>> begin RECORD LIST

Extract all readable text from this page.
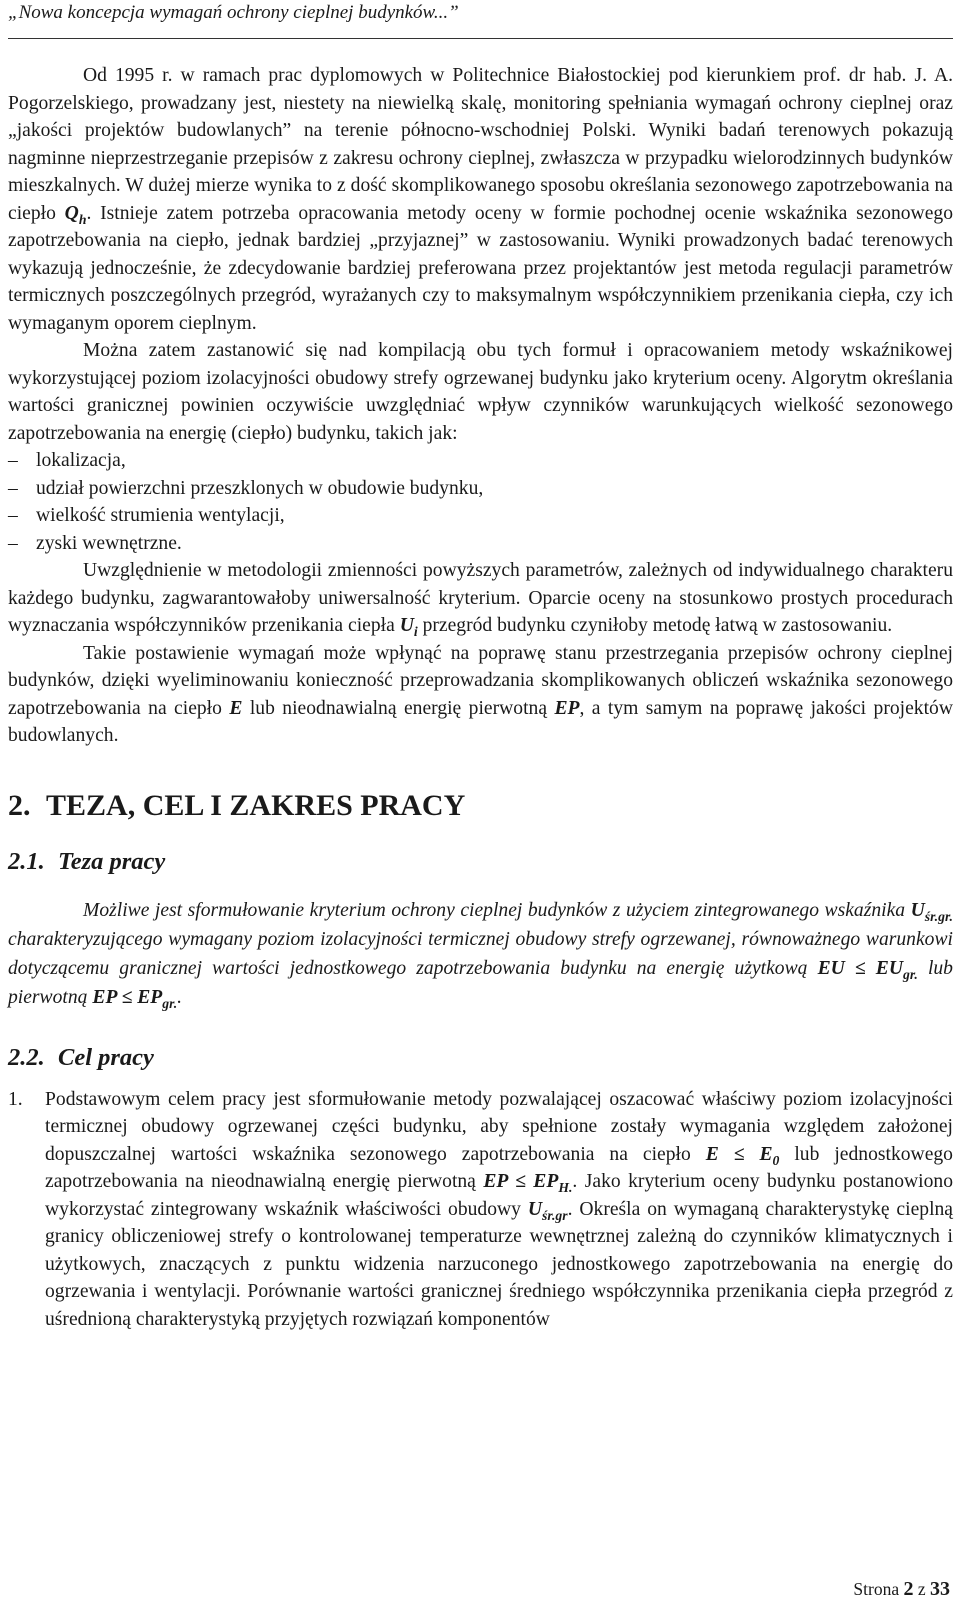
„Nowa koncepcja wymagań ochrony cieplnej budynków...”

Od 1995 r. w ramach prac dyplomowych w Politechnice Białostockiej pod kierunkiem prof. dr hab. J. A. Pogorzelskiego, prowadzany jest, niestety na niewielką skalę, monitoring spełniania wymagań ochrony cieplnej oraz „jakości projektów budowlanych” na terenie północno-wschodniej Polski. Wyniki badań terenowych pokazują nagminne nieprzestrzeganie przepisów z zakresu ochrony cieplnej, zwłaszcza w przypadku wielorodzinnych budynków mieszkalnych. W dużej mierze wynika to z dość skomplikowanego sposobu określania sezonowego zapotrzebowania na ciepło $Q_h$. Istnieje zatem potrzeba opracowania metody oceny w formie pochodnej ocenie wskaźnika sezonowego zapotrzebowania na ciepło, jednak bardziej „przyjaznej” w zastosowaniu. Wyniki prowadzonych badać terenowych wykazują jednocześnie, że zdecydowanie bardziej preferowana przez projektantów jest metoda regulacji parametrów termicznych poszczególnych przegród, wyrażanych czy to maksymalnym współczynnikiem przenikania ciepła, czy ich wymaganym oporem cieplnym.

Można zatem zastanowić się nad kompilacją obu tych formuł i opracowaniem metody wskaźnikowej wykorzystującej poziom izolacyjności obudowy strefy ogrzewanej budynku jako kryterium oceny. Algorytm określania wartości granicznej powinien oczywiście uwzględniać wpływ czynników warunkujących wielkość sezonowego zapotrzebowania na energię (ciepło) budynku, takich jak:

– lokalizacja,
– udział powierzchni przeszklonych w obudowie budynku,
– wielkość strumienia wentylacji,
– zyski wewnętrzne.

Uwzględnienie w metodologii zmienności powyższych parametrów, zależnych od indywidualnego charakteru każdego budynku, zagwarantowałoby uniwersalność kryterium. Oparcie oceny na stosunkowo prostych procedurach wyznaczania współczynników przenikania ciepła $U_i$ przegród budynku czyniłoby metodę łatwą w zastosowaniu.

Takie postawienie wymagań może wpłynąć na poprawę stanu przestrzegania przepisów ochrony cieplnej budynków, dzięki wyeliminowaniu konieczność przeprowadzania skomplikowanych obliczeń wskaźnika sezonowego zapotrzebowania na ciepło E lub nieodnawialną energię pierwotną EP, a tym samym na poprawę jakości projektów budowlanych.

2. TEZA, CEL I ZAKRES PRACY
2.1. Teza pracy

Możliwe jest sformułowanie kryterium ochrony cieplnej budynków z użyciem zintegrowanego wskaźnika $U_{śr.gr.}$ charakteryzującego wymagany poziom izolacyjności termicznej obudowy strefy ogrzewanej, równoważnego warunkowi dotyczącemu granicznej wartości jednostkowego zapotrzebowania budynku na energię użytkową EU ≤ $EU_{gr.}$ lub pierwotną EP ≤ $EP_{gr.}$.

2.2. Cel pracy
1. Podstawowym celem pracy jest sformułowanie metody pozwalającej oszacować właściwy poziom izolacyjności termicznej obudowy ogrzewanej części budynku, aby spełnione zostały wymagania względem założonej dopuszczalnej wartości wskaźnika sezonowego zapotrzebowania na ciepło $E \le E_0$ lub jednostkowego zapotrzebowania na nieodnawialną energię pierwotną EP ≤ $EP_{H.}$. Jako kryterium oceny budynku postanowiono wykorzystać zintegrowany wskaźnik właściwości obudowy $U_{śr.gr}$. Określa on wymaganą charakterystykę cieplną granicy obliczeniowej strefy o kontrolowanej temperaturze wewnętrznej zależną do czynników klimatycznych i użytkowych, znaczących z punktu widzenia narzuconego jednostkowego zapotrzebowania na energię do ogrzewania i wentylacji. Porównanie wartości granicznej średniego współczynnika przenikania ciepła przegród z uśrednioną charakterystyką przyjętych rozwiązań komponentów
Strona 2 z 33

>> end RECORD LIST

*WHAT IS REQUIRED*
Copy in full each line that holds the word "wielkość".

*WORKED ANSWER*
Można zatem zastanowić się nad kompilacją obu tych formuł i opracowaniem metody wskaźnikowej wykorzystującej poziom izolacyjności obudowy strefy ogrzewanej budynku jako kryterium oceny. Algorytm określania wartości granicznej powinien oczywiście uwzględniać wpływ czynników warunkujących wielkość sezonowego zapotrzebowania na energię (ciepło) budynku, takich jak:
– wielkość strumienia wentylacji,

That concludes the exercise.